Task statement> Omit the images, then output each of the records below exactly.

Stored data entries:
# # # #
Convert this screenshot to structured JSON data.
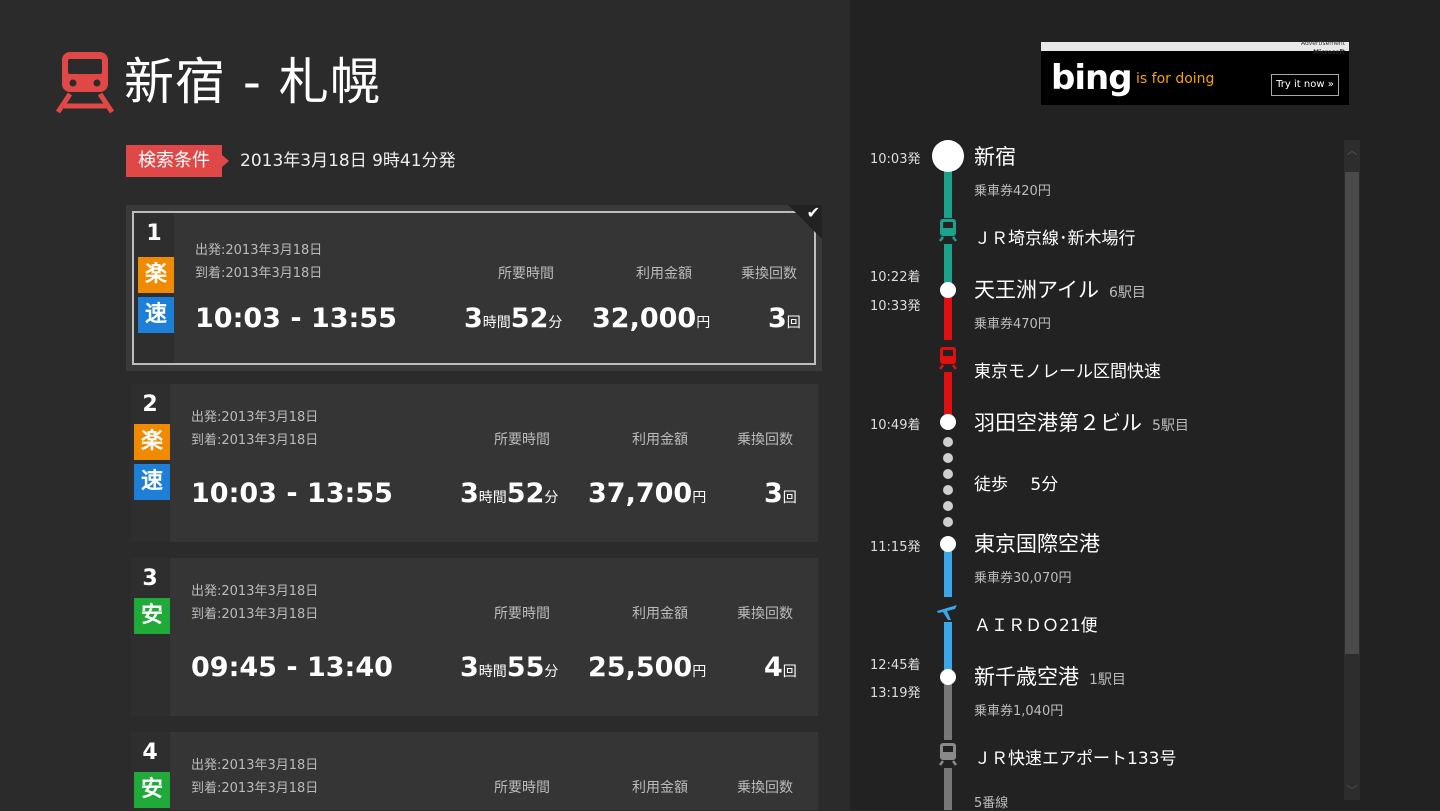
{
  "header": {
    "title": "新宿 - 札幌"
  },
  "search": {
    "badge": "検索条件",
    "condition": "2013年3月18日 9時41分発"
  },
  "column_headers": {
    "duration": "所要時間",
    "fare": "利用金額",
    "transfers": "乗換回数"
  },
  "colors": {
    "accent_red": "#e04848",
    "tag_orange": "#f08a00",
    "tag_blue": "#1e7fd8",
    "tag_green": "#1faa3a",
    "line_green": "#1aa38a",
    "line_red": "#e01010",
    "line_blue": "#3ba6e8",
    "line_gray": "#777777"
  },
  "routes": [
    {
      "rank": "1",
      "departure": "出発:2013年3月18日",
      "arrival": "到着:2013年3月18日",
      "tags": [
        "楽",
        "速"
      ],
      "times": "10:03 - 13:55",
      "dur_h": "3",
      "dur_h_unit": "時間",
      "dur_m": "52",
      "dur_m_unit": "分",
      "fare": "32,000",
      "fare_unit": "円",
      "transfers": "3",
      "transfers_unit": "回",
      "selected": true
    },
    {
      "rank": "2",
      "departure": "出発:2013年3月18日",
      "arrival": "到着:2013年3月18日",
      "tags": [
        "楽",
        "速"
      ],
      "times": "10:03 - 13:55",
      "dur_h": "3",
      "dur_h_unit": "時間",
      "dur_m": "52",
      "dur_m_unit": "分",
      "fare": "37,700",
      "fare_unit": "円",
      "transfers": "3",
      "transfers_unit": "回"
    },
    {
      "rank": "3",
      "departure": "出発:2013年3月18日",
      "arrival": "到着:2013年3月18日",
      "tags": [
        "安"
      ],
      "times": "09:45 - 13:40",
      "dur_h": "3",
      "dur_h_unit": "時間",
      "dur_m": "55",
      "dur_m_unit": "分",
      "fare": "25,500",
      "fare_unit": "円",
      "transfers": "4",
      "transfers_unit": "回"
    },
    {
      "rank": "4",
      "departure": "出発:2013年3月18日",
      "arrival": "到着:2013年3月18日",
      "tags": [
        "安"
      ]
    }
  ],
  "ad": {
    "label": "Advertisement",
    "brand": "Microsoft",
    "logo": "bing",
    "tagline": "is for doing",
    "cta": "Try it now »"
  },
  "timeline": {
    "times": [
      "10:03発",
      "10:22着",
      "10:33発",
      "10:49着",
      "11:15発",
      "12:45着",
      "13:19発"
    ],
    "stations": [
      "新宿",
      "天王洲アイル",
      "羽田空港第２ビル",
      "東京国際空港",
      "新千歳空港"
    ],
    "fares": [
      "乗車券420円",
      "乗車券470円",
      "乗車券30,070円",
      "乗車券1,040円"
    ],
    "stops": [
      "6駅目",
      "5駅目",
      "1駅目"
    ],
    "lines": [
      "ＪＲ埼京線･新木場行",
      "東京モノレール区間快速",
      "ＡＩＲＤＯ21便",
      "ＪＲ快速エアポート133号"
    ],
    "walk": "徒歩　 5分",
    "platform": "5番線"
  }
}
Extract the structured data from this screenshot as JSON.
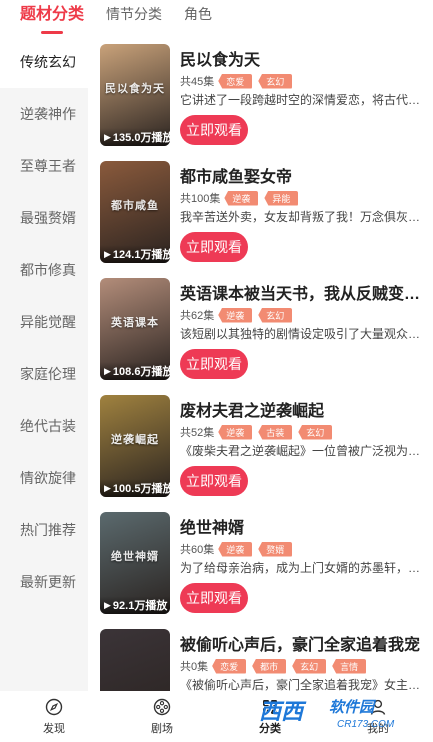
{
  "header": {
    "tabs": [
      {
        "label": "题材分类",
        "active": true
      },
      {
        "label": "情节分类",
        "active": false
      },
      {
        "label": "角色",
        "active": false
      }
    ]
  },
  "sidebar": {
    "items": [
      {
        "label": "传统玄幻",
        "active": true
      },
      {
        "label": "逆袭神作",
        "active": false
      },
      {
        "label": "至尊王者",
        "active": false
      },
      {
        "label": "最强赘婿",
        "active": false
      },
      {
        "label": "都市修真",
        "active": false
      },
      {
        "label": "异能觉醒",
        "active": false
      },
      {
        "label": "家庭伦理",
        "active": false
      },
      {
        "label": "绝代古装",
        "active": false
      },
      {
        "label": "情欲旋律",
        "active": false
      },
      {
        "label": "热门推荐",
        "active": false
      },
      {
        "label": "最新更新",
        "active": false
      }
    ]
  },
  "dramas": [
    {
      "title": "民以食为天",
      "episodes": "共45集",
      "tags": [
        "恋爱",
        "玄幻"
      ],
      "desc": "它讲述了一段跨越时空的深情爱恋，将古代文明与现代生活融为一体",
      "views": "135.0万播放",
      "poster_hint": "民以食为天",
      "color": "#c9a27a",
      "watch_label": "立即观看"
    },
    {
      "title": "都市咸鱼娶女帝",
      "episodes": "共100集",
      "tags": [
        "逆袭",
        "异能"
      ],
      "desc": "我辛苦送外卖，女友却背叛了我！万念俱灰之际",
      "views": "124.1万播放",
      "poster_hint": "都市咸鱼",
      "color": "#8a5a3c",
      "watch_label": "立即观看"
    },
    {
      "title": "英语课本被当天书，我从反贼变成圣人",
      "episodes": "共62集",
      "tags": [
        "逆袭",
        "玄幻"
      ],
      "desc": "该短剧以其独特的剧情设定吸引了大量观众的目光",
      "views": "108.6万播放",
      "poster_hint": "英语课本",
      "color": "#b38d7a",
      "watch_label": "立即观看"
    },
    {
      "title": "废材夫君之逆袭崛起",
      "episodes": "共52集",
      "tags": [
        "逆袭",
        "古装",
        "玄幻"
      ],
      "desc": "《废柴夫君之逆袭崛起》一位曾被广泛视为废材的男子",
      "views": "100.5万播放",
      "poster_hint": "逆袭崛起",
      "color": "#a0823f",
      "watch_label": "立即观看"
    },
    {
      "title": "绝世神婿",
      "episodes": "共60集",
      "tags": [
        "逆袭",
        "赘婿"
      ],
      "desc": "为了给母亲治病，成为上门女婿的苏墨轩，受尽了白眼",
      "views": "92.1万播放",
      "poster_hint": "绝世神婿",
      "color": "#5b6a6e",
      "watch_label": "立即观看"
    },
    {
      "title": "被偷听心声后，豪门全家追着我宠",
      "episodes": "共0集",
      "tags": [
        "恋爱",
        "都市",
        "玄幻",
        "言情"
      ],
      "desc": "《被偷听心声后，豪门全家追着我宠》女主意外穿越",
      "views": "",
      "poster_hint": "",
      "color": "#3b3438",
      "watch_label": "立即观看"
    }
  ],
  "bottom_nav": [
    {
      "label": "发现",
      "icon": "compass-icon",
      "active": false
    },
    {
      "label": "剧场",
      "icon": "film-reel-icon",
      "active": false
    },
    {
      "label": "分类",
      "icon": "category-icon",
      "active": true
    },
    {
      "label": "我的",
      "icon": "user-icon",
      "active": false
    }
  ],
  "watermark": {
    "logo": "西西",
    "sub": "软件园",
    "url": "CR173.COM"
  },
  "colors": {
    "accent": "#ee3a48",
    "button": "#ee3a55",
    "tag": "#f28b72",
    "sidebar_bg": "#f5f5f5"
  }
}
# # # #
Problem solution>
Convert this screenshot to structured JSON data.
{
  "header": {
    "title": "新宿 - 札幌"
  },
  "search": {
    "badge": "検索条件",
    "condition": "2013年3月18日 9時41分発"
  },
  "column_headers": {
    "duration": "所要時間",
    "fare": "利用金額",
    "transfers": "乗換回数"
  },
  "colors": {
    "accent_red": "#e04848",
    "tag_orange": "#f08a00",
    "tag_blue": "#1e7fd8",
    "tag_green": "#1faa3a",
    "line_green": "#1aa38a",
    "line_red": "#e01010",
    "line_blue": "#3ba6e8",
    "line_gray": "#777777"
  },
  "routes": [
    {
      "rank": "1",
      "departure": "出発:2013年3月18日",
      "arrival": "到着:2013年3月18日",
      "tags": [
        "楽",
        "速"
      ],
      "times": "10:03 - 13:55",
      "dur_h": "3",
      "dur_h_unit": "時間",
      "dur_m": "52",
      "dur_m_unit": "分",
      "fare": "32,000",
      "fare_unit": "円",
      "transfers": "3",
      "transfers_unit": "回",
      "selected": true
    },
    {
      "rank": "2",
      "departure": "出発:2013年3月18日",
      "arrival": "到着:2013年3月18日",
      "tags": [
        "楽",
        "速"
      ],
      "times": "10:03 - 13:55",
      "dur_h": "3",
      "dur_h_unit": "時間",
      "dur_m": "52",
      "dur_m_unit": "分",
      "fare": "37,700",
      "fare_unit": "円",
      "transfers": "3",
      "transfers_unit": "回"
    },
    {
      "rank": "3",
      "departure": "出発:2013年3月18日",
      "arrival": "到着:2013年3月18日",
      "tags": [
        "安"
      ],
      "times": "09:45 - 13:40",
      "dur_h": "3",
      "dur_h_unit": "時間",
      "dur_m": "55",
      "dur_m_unit": "分",
      "fare": "25,500",
      "fare_unit": "円",
      "transfers": "4",
      "transfers_unit": "回"
    },
    {
      "rank": "4",
      "departure": "出発:2013年3月18日",
      "arrival": "到着:2013年3月18日",
      "tags": [
        "安"
      ]
    }
  ],
  "ad": {
    "label": "Advertisement",
    "brand": "Microsoft",
    "logo": "bing",
    "tagline": "is for doing",
    "cta": "Try it now »"
  },
  "timeline": {
    "times": [
      "10:03発",
      "10:22着",
      "10:33発",
      "10:49着",
      "11:15発",
      "12:45着",
      "13:19発"
    ],
    "stations": [
      "新宿",
      "天王洲アイル",
      "羽田空港第２ビル",
      "東京国際空港",
      "新千歳空港"
    ],
    "fares": [
      "乗車券420円",
      "乗車券470円",
      "乗車券30,070円",
      "乗車券1,040円"
    ],
    "stops": [
      "6駅目",
      "5駅目",
      "1駅目"
    ],
    "lines": [
      "ＪＲ埼京線･新木場行",
      "東京モノレール区間快速",
      "ＡＩＲＤＯ21便",
      "ＪＲ快速エアポート133号"
    ],
    "walk": "徒歩　 5分",
    "platform": "5番線"
  }
}
Extract the structured data from this screenshot as JSON.
{
  "header": {
    "tabs": [
      {
        "label": "题材分类",
        "active": true
      },
      {
        "label": "情节分类",
        "active": false
      },
      {
        "label": "角色",
        "active": false
      }
    ]
  },
  "sidebar": {
    "items": [
      {
        "label": "传统玄幻",
        "active": true
      },
      {
        "label": "逆袭神作",
        "active": false
      },
      {
        "label": "至尊王者",
        "active": false
      },
      {
        "label": "最强赘婿",
        "active": false
      },
      {
        "label": "都市修真",
        "active": false
      },
      {
        "label": "异能觉醒",
        "active": false
      },
      {
        "label": "家庭伦理",
        "active": false
      },
      {
        "label": "绝代古装",
        "active": false
      },
      {
        "label": "情欲旋律",
        "active": false
      },
      {
        "label": "热门推荐",
        "active": false
      },
      {
        "label": "最新更新",
        "active": false
      }
    ]
  },
  "dramas": [
    {
      "title": "民以食为天",
      "episodes": "共45集",
      "tags": [
        "恋爱",
        "玄幻"
      ],
      "desc": "它讲述了一段跨越时空的深情爱恋，将古代文明与现代生活融为一体",
      "views": "135.0万播放",
      "poster_hint": "民以食为天",
      "color": "#c9a27a",
      "watch_label": "立即观看"
    },
    {
      "title": "都市咸鱼娶女帝",
      "episodes": "共100集",
      "tags": [
        "逆袭",
        "异能"
      ],
      "desc": "我辛苦送外卖，女友却背叛了我！万念俱灰之际",
      "views": "124.1万播放",
      "poster_hint": "都市咸鱼",
      "color": "#8a5a3c",
      "watch_label": "立即观看"
    },
    {
      "title": "英语课本被当天书，我从反贼变成圣人",
      "episodes": "共62集",
      "tags": [
        "逆袭",
        "玄幻"
      ],
      "desc": "该短剧以其独特的剧情设定吸引了大量观众的目光",
      "views": "108.6万播放",
      "poster_hint": "英语课本",
      "color": "#b38d7a",
      "watch_label": "立即观看"
    },
    {
      "title": "废材夫君之逆袭崛起",
      "episodes": "共52集",
      "tags": [
        "逆袭",
        "古装",
        "玄幻"
      ],
      "desc": "《废柴夫君之逆袭崛起》一位曾被广泛视为废材的男子",
      "views": "100.5万播放",
      "poster_hint": "逆袭崛起",
      "color": "#a0823f",
      "watch_label": "立即观看"
    },
    {
      "title": "绝世神婿",
      "episodes": "共60集",
      "tags": [
        "逆袭",
        "赘婿"
      ],
      "desc": "为了给母亲治病，成为上门女婿的苏墨轩，受尽了白眼",
      "views": "92.1万播放",
      "poster_hint": "绝世神婿",
      "color": "#5b6a6e",
      "watch_label": "立即观看"
    },
    {
      "title": "被偷听心声后，豪门全家追着我宠",
      "episodes": "共0集",
      "tags": [
        "恋爱",
        "都市",
        "玄幻",
        "言情"
      ],
      "desc": "《被偷听心声后，豪门全家追着我宠》女主意外穿越",
      "views": "",
      "poster_hint": "",
      "color": "#3b3438",
      "watch_label": "立即观看"
    }
  ],
  "bottom_nav": [
    {
      "label": "发现",
      "icon": "compass-icon",
      "active": false
    },
    {
      "label": "剧场",
      "icon": "film-reel-icon",
      "active": false
    },
    {
      "label": "分类",
      "icon": "category-icon",
      "active": true
    },
    {
      "label": "我的",
      "icon": "user-icon",
      "active": false
    }
  ],
  "watermark": {
    "logo": "西西",
    "sub": "软件园",
    "url": "CR173.COM"
  },
  "colors": {
    "accent": "#ee3a48",
    "button": "#ee3a55",
    "tag": "#f28b72",
    "sidebar_bg": "#f5f5f5"
  }
}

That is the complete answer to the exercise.